Instructions for the task:
Return the material below word for word, leaving out the pictures.

[Start of Data to use]

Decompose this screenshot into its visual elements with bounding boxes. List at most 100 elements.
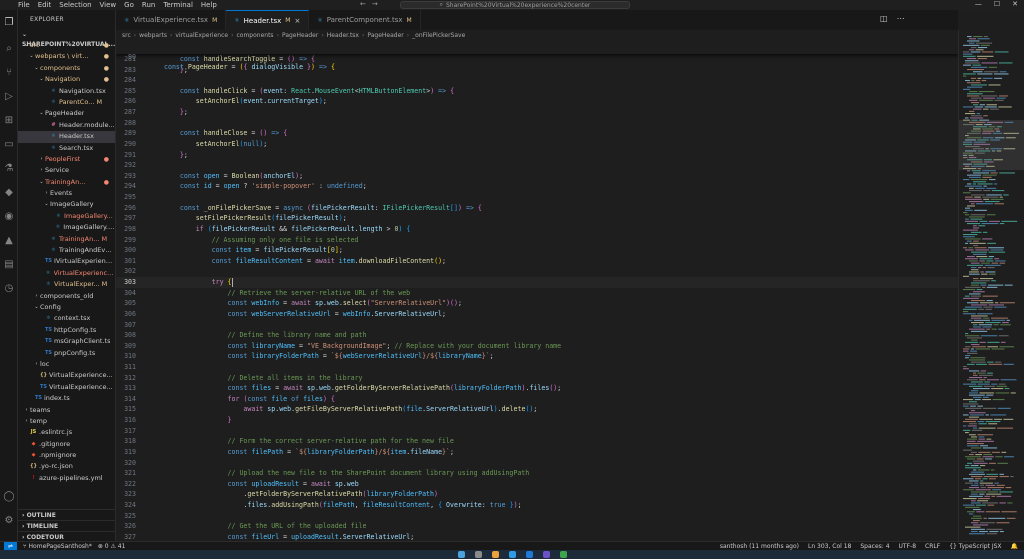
code-line[interactable]: 315 await sp.web.getFileByServerRelative… — [116, 404, 958, 415]
git-blame[interactable]: santhosh (11 months ago) — [720, 543, 799, 550]
code-line[interactable]: 305 const webInfo = await sp.web.select(… — [116, 298, 958, 309]
tree-file[interactable]: ⚛ ParentCo... M — [18, 97, 115, 108]
tree-file[interactable]: # Header.module... — [18, 120, 115, 131]
menu-item-go[interactable]: Go — [124, 1, 134, 9]
code-line[interactable]: 297 setFilePickerResult(filePickerResult… — [116, 213, 958, 224]
code-line[interactable]: 327 const fileUrl = uploadResult.ServerR… — [116, 532, 958, 541]
settings-gear-icon[interactable]: ⚙ — [3, 514, 15, 526]
tree-file[interactable]: TS VirtualExperience... — [18, 382, 115, 393]
tree-file[interactable]: {} VirtualExperience... — [18, 370, 115, 381]
code-line[interactable]: 302 — [116, 266, 958, 277]
code-line[interactable]: 293 const open = Boolean(anchorEl); — [116, 171, 958, 182]
explorer-icon[interactable]: ❐ — [3, 16, 15, 28]
tree-file[interactable]: TS msGraphClient.ts — [18, 336, 115, 347]
menu-item-view[interactable]: View — [100, 1, 117, 9]
code-line[interactable]: 312 // Delete all items in the library — [116, 373, 958, 384]
workspace-root[interactable]: ⌄ SHAREPOINT%20VIRTUAL... — [18, 30, 115, 48]
breadcrumb-item[interactable]: src — [122, 32, 131, 39]
start-icon[interactable] — [457, 551, 465, 558]
account-icon[interactable]: ◯ — [3, 490, 15, 502]
menu-item-run[interactable]: Run — [142, 1, 155, 9]
tree-folder[interactable]: ⌄ src — [18, 40, 115, 51]
chrome-icon[interactable] — [559, 551, 567, 558]
code-line[interactable]: 304 // Retrieve the server-relative URL … — [116, 288, 958, 299]
code-line[interactable]: 299 // Assuming only one file is selecte… — [116, 235, 958, 246]
tree-file[interactable]: ⚛ Navigation.tsx — [18, 86, 115, 97]
testing-icon[interactable]: ⚗ — [3, 162, 15, 174]
encoding[interactable]: UTF-8 — [899, 543, 917, 550]
code-line[interactable]: 300 const item = filePickerResult[0]; — [116, 245, 958, 256]
tree-folder[interactable]: › teams — [18, 405, 115, 416]
cursor-position[interactable]: Ln 303, Col 18 — [808, 543, 851, 550]
tree-folder[interactable]: ⌄ components — [18, 63, 115, 74]
menu-item-selection[interactable]: Selection — [59, 1, 91, 9]
code-line[interactable]: 310 const libraryFolderPath = `${webServ… — [116, 351, 958, 362]
code-line[interactable]: 289 const handleClose = () => { — [116, 128, 958, 139]
code-line[interactable]: 325 — [116, 511, 958, 522]
back-arrow-icon[interactable]: ← — [360, 0, 366, 8]
code-line[interactable]: 298 if (filePickerResult && filePickerRe… — [116, 224, 958, 235]
search-icon[interactable]: ⌕ — [3, 42, 15, 54]
code-line[interactable]: 318 // Form the correct server-relative … — [116, 436, 958, 447]
code-line[interactable]: 319 const filePath = `${libraryFolderPat… — [116, 447, 958, 458]
minimap[interactable] — [958, 30, 1024, 541]
command-center-search[interactable]: ⌕ SharePoint%20Virtual%20experience%20ce… — [400, 1, 630, 9]
minimap-slider[interactable] — [959, 120, 1024, 170]
code-line[interactable]: 292 — [116, 160, 958, 171]
tree-file[interactable]: TS index.ts — [18, 393, 115, 404]
run-debug-icon[interactable]: ▷ — [3, 90, 15, 102]
maximize-icon[interactable]: ☐ — [994, 0, 1000, 8]
tree-folder[interactable]: ⌄ PageHeader — [18, 108, 115, 119]
tree-folder[interactable]: › components_old — [18, 291, 115, 302]
tab-virtualexperience-tsx[interactable]: ⚛ VirtualExperience.tsx M — [116, 10, 227, 30]
tree-file[interactable]: JS .eslintrc.js — [18, 427, 115, 438]
code-line[interactable]: 324 .files.addUsingPath(filePath, fileRe… — [116, 500, 958, 511]
code-line[interactable]: 291 }; — [116, 150, 958, 161]
source-control-icon[interactable]: ⑂ — [3, 66, 15, 78]
vscode-taskbar-icon[interactable] — [525, 551, 533, 558]
code-line[interactable]: 301 const fileResultContent = await item… — [116, 256, 958, 267]
menu-item-file[interactable]: File — [18, 1, 30, 9]
breadcrumb-item[interactable]: _onFilePickerSave — [412, 32, 465, 39]
code-line[interactable]: 313 const files = await sp.web.getFolder… — [116, 383, 958, 394]
code-line[interactable]: 288 — [116, 118, 958, 129]
code-line[interactable]: 326 // Get the URL of the uploaded file — [116, 521, 958, 532]
tree-file[interactable]: ◆ .gitignore — [18, 439, 115, 450]
code-line[interactable]: 296 const _onFilePickerSave = async (fil… — [116, 203, 958, 214]
line-ending[interactable]: CRLF — [925, 543, 940, 550]
code-line[interactable]: 317 — [116, 426, 958, 437]
breadcrumb-item[interactable]: webparts — [139, 32, 167, 39]
tree-file[interactable]: ◆ .npmignore — [18, 450, 115, 461]
minimize-icon[interactable]: — — [975, 0, 982, 8]
remote-explorer-icon[interactable]: ▭ — [3, 138, 15, 150]
code-line[interactable]: 309 const libraryName = "VE_BackgroundIm… — [116, 341, 958, 352]
taskbar-search-icon[interactable] — [474, 551, 482, 558]
code-line[interactable]: 306 const webServerRelativeUrl = webInfo… — [116, 309, 958, 320]
code-line[interactable]: 284 — [116, 75, 958, 86]
code-line[interactable]: 308 // Define the library name and path — [116, 330, 958, 341]
close-icon[interactable]: × — [294, 17, 300, 25]
menu-item-edit[interactable]: Edit — [38, 1, 52, 9]
tree-file[interactable]: ⚛ ImageGallery... — [18, 211, 115, 222]
language-mode[interactable]: {} TypeScript JSX — [949, 543, 1001, 550]
close-icon[interactable]: ✕ — [1012, 0, 1018, 8]
breadcrumb-item[interactable]: virtualExperience — [175, 32, 228, 39]
tree-folder[interactable]: › temp — [18, 416, 115, 427]
tree-file[interactable]: ⚛ ImageGallery.tsx — [18, 222, 115, 233]
notifications-icon[interactable]: 🔔 — [1011, 543, 1018, 550]
tree-file[interactable]: ⚛ TrainingAn... M — [18, 234, 115, 245]
menu-item-terminal[interactable]: Terminal — [163, 1, 193, 9]
breadcrumb-item[interactable]: PageHeader — [367, 32, 403, 39]
tree-file[interactable]: TS pnpConfig.ts — [18, 348, 115, 359]
python-icon[interactable]: ◆ — [3, 186, 15, 198]
code-line[interactable]: 320 — [116, 458, 958, 469]
tree-folder[interactable]: › PeopleFirst — [18, 154, 115, 165]
tree-file[interactable]: ⚛ VirtualExper... M — [18, 279, 115, 290]
tree-file[interactable]: ⚛ context.tsx — [18, 313, 115, 324]
code-line[interactable]: 295 — [116, 192, 958, 203]
tree-folder[interactable]: ⌄ Config — [18, 302, 115, 313]
code-line[interactable]: 323 .getFolderByServerRelativePath(libra… — [116, 489, 958, 500]
code-line[interactable]: 322 const uploadResult = await sp.web — [116, 479, 958, 490]
code-line[interactable]: 286 setAnchorEl(event.currentTarget); — [116, 96, 958, 107]
tree-folder[interactable]: ⌄ TrainingAn... — [18, 177, 115, 188]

[End of Data to use]

Complete answer:
Decompose this screenshot into its visual elements with bounding boxes. List at most 100 elements.
code-line[interactable]: 315 await sp.web.getFileByServerRelative… — [116, 404, 958, 415]
git-blame[interactable]: santhosh (11 months ago) — [720, 543, 799, 550]
code-line[interactable]: 305 const webInfo = await sp.web.select(… — [116, 298, 958, 309]
tree-file[interactable]: ⚛ ParentCo... M — [18, 97, 115, 108]
tree-file[interactable]: # Header.module... — [18, 120, 115, 131]
menu-item-go[interactable]: Go — [124, 1, 134, 9]
code-line[interactable]: 297 setFilePickerResult(filePickerResult… — [116, 213, 958, 224]
code-line[interactable]: 327 const fileUrl = uploadResult.ServerR… — [116, 532, 958, 541]
settings-gear-icon[interactable]: ⚙ — [3, 514, 15, 526]
tree-file[interactable]: TS VirtualExperience... — [18, 382, 115, 393]
tree-file[interactable]: {} VirtualExperience... — [18, 370, 115, 381]
code-line[interactable]: 302 — [116, 266, 958, 277]
code-line[interactable]: 293 const open = Boolean(anchorEl); — [116, 171, 958, 182]
explorer-icon[interactable]: ❐ — [3, 16, 15, 28]
tree-file[interactable]: TS msGraphClient.ts — [18, 336, 115, 347]
menu-item-view[interactable]: View — [100, 1, 117, 9]
code-line[interactable]: 312 // Delete all items in the library — [116, 373, 958, 384]
workspace-root[interactable]: ⌄ SHAREPOINT%20VIRTUAL... — [18, 30, 115, 48]
breadcrumb-item[interactable]: src — [122, 32, 131, 39]
start-icon[interactable] — [457, 551, 465, 558]
account-icon[interactable]: ◯ — [3, 490, 15, 502]
menu-item-run[interactable]: Run — [142, 1, 155, 9]
tree-folder[interactable]: ⌄ src — [18, 40, 115, 51]
chrome-icon[interactable] — [559, 551, 567, 558]
code-line[interactable]: 304 // Retrieve the server-relative URL … — [116, 288, 958, 299]
code-line[interactable]: 299 // Assuming only one file is selecte… — [116, 235, 958, 246]
tree-file[interactable]: ⚛ Navigation.tsx — [18, 86, 115, 97]
testing-icon[interactable]: ⚗ — [3, 162, 15, 174]
encoding[interactable]: UTF-8 — [899, 543, 917, 550]
code-line[interactable]: 300 const item = filePickerResult[0]; — [116, 245, 958, 256]
tree-folder[interactable]: › teams — [18, 405, 115, 416]
cursor-position[interactable]: Ln 303, Col 18 — [808, 543, 851, 550]
tree-folder[interactable]: ⌄ components — [18, 63, 115, 74]
menu-item-selection[interactable]: Selection — [59, 1, 91, 9]
code-line[interactable]: 310 const libraryFolderPath = `${webServ… — [116, 351, 958, 362]
code-line[interactable]: 289 const handleClose = () => { — [116, 128, 958, 139]
code-line[interactable]: 325 — [116, 511, 958, 522]
back-arrow-icon[interactable]: ← — [360, 0, 366, 8]
code-line[interactable]: 298 if (filePickerResult && filePickerRe… — [116, 224, 958, 235]
search-icon[interactable]: ⌕ — [3, 42, 15, 54]
code-line[interactable]: 318 // Form the correct server-relative … — [116, 436, 958, 447]
code-line[interactable]: 319 const filePath = `${libraryFolderPat… — [116, 447, 958, 458]
minimap[interactable] — [958, 30, 1024, 541]
command-center-search[interactable]: ⌕ SharePoint%20Virtual%20experience%20ce… — [400, 1, 630, 9]
minimap-slider[interactable] — [959, 120, 1024, 170]
code-line[interactable]: 292 — [116, 160, 958, 171]
tree-file[interactable]: TS index.ts — [18, 393, 115, 404]
run-debug-icon[interactable]: ▷ — [3, 90, 15, 102]
maximize-icon[interactable]: ☐ — [994, 0, 1000, 8]
tree-folder[interactable]: ⌄ PageHeader — [18, 108, 115, 119]
tree-folder[interactable]: › components_old — [18, 291, 115, 302]
tab-virtualexperience-tsx[interactable]: ⚛ VirtualExperience.tsx M — [116, 10, 227, 30]
tree-file[interactable]: JS .eslintrc.js — [18, 427, 115, 438]
code-line[interactable]: 324 .files.addUsingPath(filePath, fileRe… — [116, 500, 958, 511]
code-line[interactable]: 291 }; — [116, 150, 958, 161]
source-control-icon[interactable]: ⑂ — [3, 66, 15, 78]
vscode-taskbar-icon[interactable] — [525, 551, 533, 558]
code-line[interactable]: 301 const fileResultContent = await item… — [116, 256, 958, 267]
menu-item-file[interactable]: File — [18, 1, 30, 9]
breadcrumb-item[interactable]: _onFilePickerSave — [412, 32, 465, 39]
code-line[interactable]: 313 const files = await sp.web.getFolder… — [116, 383, 958, 394]
code-line[interactable]: 288 — [116, 118, 958, 129]
code-line[interactable]: 326 // Get the URL of the uploaded file — [116, 521, 958, 532]
tree-file[interactable]: ◆ .gitignore — [18, 439, 115, 450]
code-line[interactable]: 296 const _onFilePickerSave = async (fil… — [116, 203, 958, 214]
line-ending[interactable]: CRLF — [925, 543, 940, 550]
code-line[interactable]: 317 — [116, 426, 958, 437]
breadcrumb-item[interactable]: webparts — [139, 32, 167, 39]
tree-file[interactable]: ◆ .npmignore — [18, 450, 115, 461]
minimize-icon[interactable]: — — [975, 0, 982, 8]
remote-explorer-icon[interactable]: ▭ — [3, 138, 15, 150]
code-line[interactable]: 309 const libraryName = "VE_BackgroundIm… — [116, 341, 958, 352]
taskbar-search-icon[interactable] — [474, 551, 482, 558]
code-line[interactable]: 306 const webServerRelativeUrl = webInfo… — [116, 309, 958, 320]
code-line[interactable]: 284 — [116, 75, 958, 86]
code-line[interactable]: 308 // Define the library name and path — [116, 330, 958, 341]
close-icon[interactable]: × — [294, 17, 300, 25]
menu-item-edit[interactable]: Edit — [38, 1, 52, 9]
tree-file[interactable]: ⚛ ImageGallery... — [18, 211, 115, 222]
language-mode[interactable]: {} TypeScript JSX — [949, 543, 1001, 550]
close-icon[interactable]: ✕ — [1012, 0, 1018, 8]
breadcrumb-item[interactable]: virtualExperience — [175, 32, 228, 39]
tree-folder[interactable]: › temp — [18, 416, 115, 427]
tree-file[interactable]: ⚛ ImageGallery.tsx — [18, 222, 115, 233]
notifications-icon[interactable]: 🔔 — [1011, 543, 1018, 550]
tree-file[interactable]: ⚛ TrainingAn... M — [18, 234, 115, 245]
menu-item-terminal[interactable]: Terminal — [163, 1, 193, 9]
breadcrumb-item[interactable]: PageHeader — [367, 32, 403, 39]
tree-file[interactable]: TS pnpConfig.ts — [18, 348, 115, 359]
python-icon[interactable]: ◆ — [3, 186, 15, 198]
code-line[interactable]: 320 — [116, 458, 958, 469]
tree-folder[interactable]: › PeopleFirst — [18, 154, 115, 165]
tree-file[interactable]: ⚛ VirtualExper... M — [18, 279, 115, 290]
tree-file[interactable]: ⚛ context.tsx — [18, 313, 115, 324]
code-line[interactable]: 295 — [116, 192, 958, 203]
tree-folder[interactable]: ⌄ Config — [18, 302, 115, 313]
code-line[interactable]: 323 .getFolderByServerRelativePath(libra… — [116, 489, 958, 500]
code-line[interactable]: 322 const uploadResult = await sp.web — [116, 479, 958, 490]
code-line[interactable]: 286 setAnchorEl(event.currentTarget); — [116, 96, 958, 107]
tree-folder[interactable]: ⌄ TrainingAn... — [18, 177, 115, 188]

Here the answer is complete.